Stored entries:
%%

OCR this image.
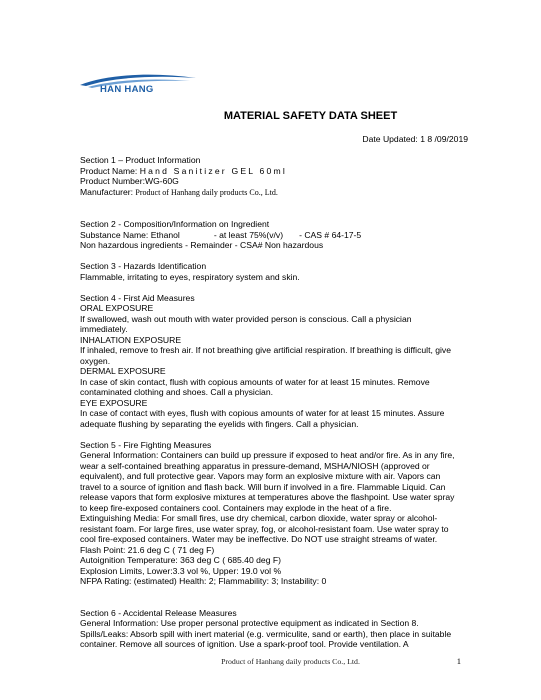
HAN HANG
MATERIAL SAFETY DATA SHEET
Date Updated: 1 8 /09/2019

Section 1 – Product Information

Product Name: Hand Sanitizer GEL 60ml

Product Number:WG-60G

Manufacturer: Product of Hanhang daily products Co., Ltd.

Section 2 - Composition/Information on Ingredient

Substance Name: Ethanol	- at least 75%(v/v) - CAS # 64-17-5

Non hazardous ingredients - Remainder - CSA# Non hazardous

Section 3 - Hazards Identification

Flammable, irritating to eyes, respiratory system and skin.

Section 4 - First Aid Measures

ORAL EXPOSURE

If swallowed, wash out mouth with water provided person is conscious. Call a physician immediately.

INHALATION EXPOSURE

If inhaled, remove to fresh air. If not breathing give artificial respiration. If breathing is difficult, give oxygen.

DERMAL EXPOSURE

In case of skin contact, flush with copious amounts of water for at least 15 minutes. Remove contaminated clothing and shoes. Call a physician.

EYE EXPOSURE

In case of contact with eyes, flush with copious amounts of water for at least 15 minutes. Assure adequate flushing by separating the eyelids with fingers. Call a physician.

Section 5 - Fire Fighting Measures

General Information: Containers can build up pressure if exposed to heat and/or fire. As in any fire, wear a self-contained breathing apparatus in pressure-demand, MSHA/NIOSH (approved or equivalent), and full protective gear. Vapors may form an explosive mixture with air. Vapors can travel to a source of ignition and flash back. Will burn if involved in a fire. Flammable Liquid. Can release vapors that form explosive mixtures at temperatures above the flashpoint. Use water spray to keep fire-exposed containers cool. Containers may explode in the heat of a fire.

Extinguishing Media: For small fires, use dry chemical, carbon dioxide, water spray or alcohol-resistant foam. For large fires, use water spray, fog, or alcohol-resistant foam. Use water spray to cool fire-exposed containers. Water may be ineffective. Do NOT use straight streams of water.

Flash Point: 21.6 deg C ( 71 deg F)

Autoignition Temperature: 363 deg C ( 685.40 deg F)

Explosion Limits, Lower:3.3 vol %, Upper: 19.0 vol %

NFPA Rating: (estimated) Health: 2; Flammability: 3; Instability: 0

Section 6 - Accidental Release Measures

General Information: Use proper personal protective equipment as indicated in Section 8.

Spills/Leaks: Absorb spill with inert material (e.g. vermiculite, sand or earth), then place in suitable container. Remove all sources of ignition. Use a spark-proof tool. Provide ventilation. A

Product of Hanhang daily products Co., Ltd.	1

%%

In the records above, find each line holding "physician" and copy it.

If swallowed, wash out mouth with water provided person is conscious. Call a physician immediately.
In case of skin contact, flush with copious amounts of water for at least 15 minutes. Remove contaminated clothing and shoes. Call a physician.
In case of contact with eyes, flush with copious amounts of water for at least 15 minutes. Assure adequate flushing by separating the eyelids with fingers. Call a physician.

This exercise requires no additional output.